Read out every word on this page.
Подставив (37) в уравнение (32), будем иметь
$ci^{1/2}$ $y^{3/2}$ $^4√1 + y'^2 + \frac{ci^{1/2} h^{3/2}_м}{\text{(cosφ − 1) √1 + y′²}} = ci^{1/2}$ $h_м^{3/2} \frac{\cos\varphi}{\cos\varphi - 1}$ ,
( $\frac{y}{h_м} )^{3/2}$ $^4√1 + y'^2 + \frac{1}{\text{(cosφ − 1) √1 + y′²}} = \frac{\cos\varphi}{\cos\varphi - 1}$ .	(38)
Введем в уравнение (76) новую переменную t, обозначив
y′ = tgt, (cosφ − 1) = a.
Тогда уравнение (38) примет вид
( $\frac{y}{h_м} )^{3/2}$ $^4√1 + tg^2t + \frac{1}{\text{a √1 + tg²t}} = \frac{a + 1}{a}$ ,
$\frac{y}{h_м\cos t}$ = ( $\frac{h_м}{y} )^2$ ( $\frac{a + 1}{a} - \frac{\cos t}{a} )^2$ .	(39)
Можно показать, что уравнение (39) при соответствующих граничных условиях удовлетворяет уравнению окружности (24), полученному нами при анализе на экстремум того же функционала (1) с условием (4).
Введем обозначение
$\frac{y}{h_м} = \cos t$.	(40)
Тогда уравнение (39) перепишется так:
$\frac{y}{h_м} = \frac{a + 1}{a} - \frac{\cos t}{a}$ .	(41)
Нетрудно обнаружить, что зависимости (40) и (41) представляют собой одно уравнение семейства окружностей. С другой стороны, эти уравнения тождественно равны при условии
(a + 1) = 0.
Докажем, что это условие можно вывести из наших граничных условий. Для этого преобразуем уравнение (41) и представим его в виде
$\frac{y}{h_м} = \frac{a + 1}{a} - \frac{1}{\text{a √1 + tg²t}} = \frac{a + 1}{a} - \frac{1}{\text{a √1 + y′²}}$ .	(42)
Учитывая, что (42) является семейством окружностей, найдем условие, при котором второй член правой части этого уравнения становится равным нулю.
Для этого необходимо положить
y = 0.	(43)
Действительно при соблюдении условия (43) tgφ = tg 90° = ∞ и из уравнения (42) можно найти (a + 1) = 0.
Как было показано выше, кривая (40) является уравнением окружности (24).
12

▶ **WHAT THE TASK REQUIRES**: Using the records above, copy each line that contains "cosφ".

▶ **FINAL RESULT**:
$ci^{1/2}$ $y^{3/2}$ $^4√1 + y'^2 + \frac{ci^{1/2} h^{3/2}_м}{\text{(cosφ − 1) √1 + y′²}} = ci^{1/2}$ $h_м^{3/2} \frac{\cos\varphi}{\cos\varphi - 1}$ ,
( $\frac{y}{h_м} )^{3/2}$ $^4√1 + y'^2 + \frac{1}{\text{(cosφ − 1) √1 + y′²}} = \frac{\cos\varphi}{\cos\varphi - 1}$ .	(38)
y′ = tgt, (cosφ − 1) = a.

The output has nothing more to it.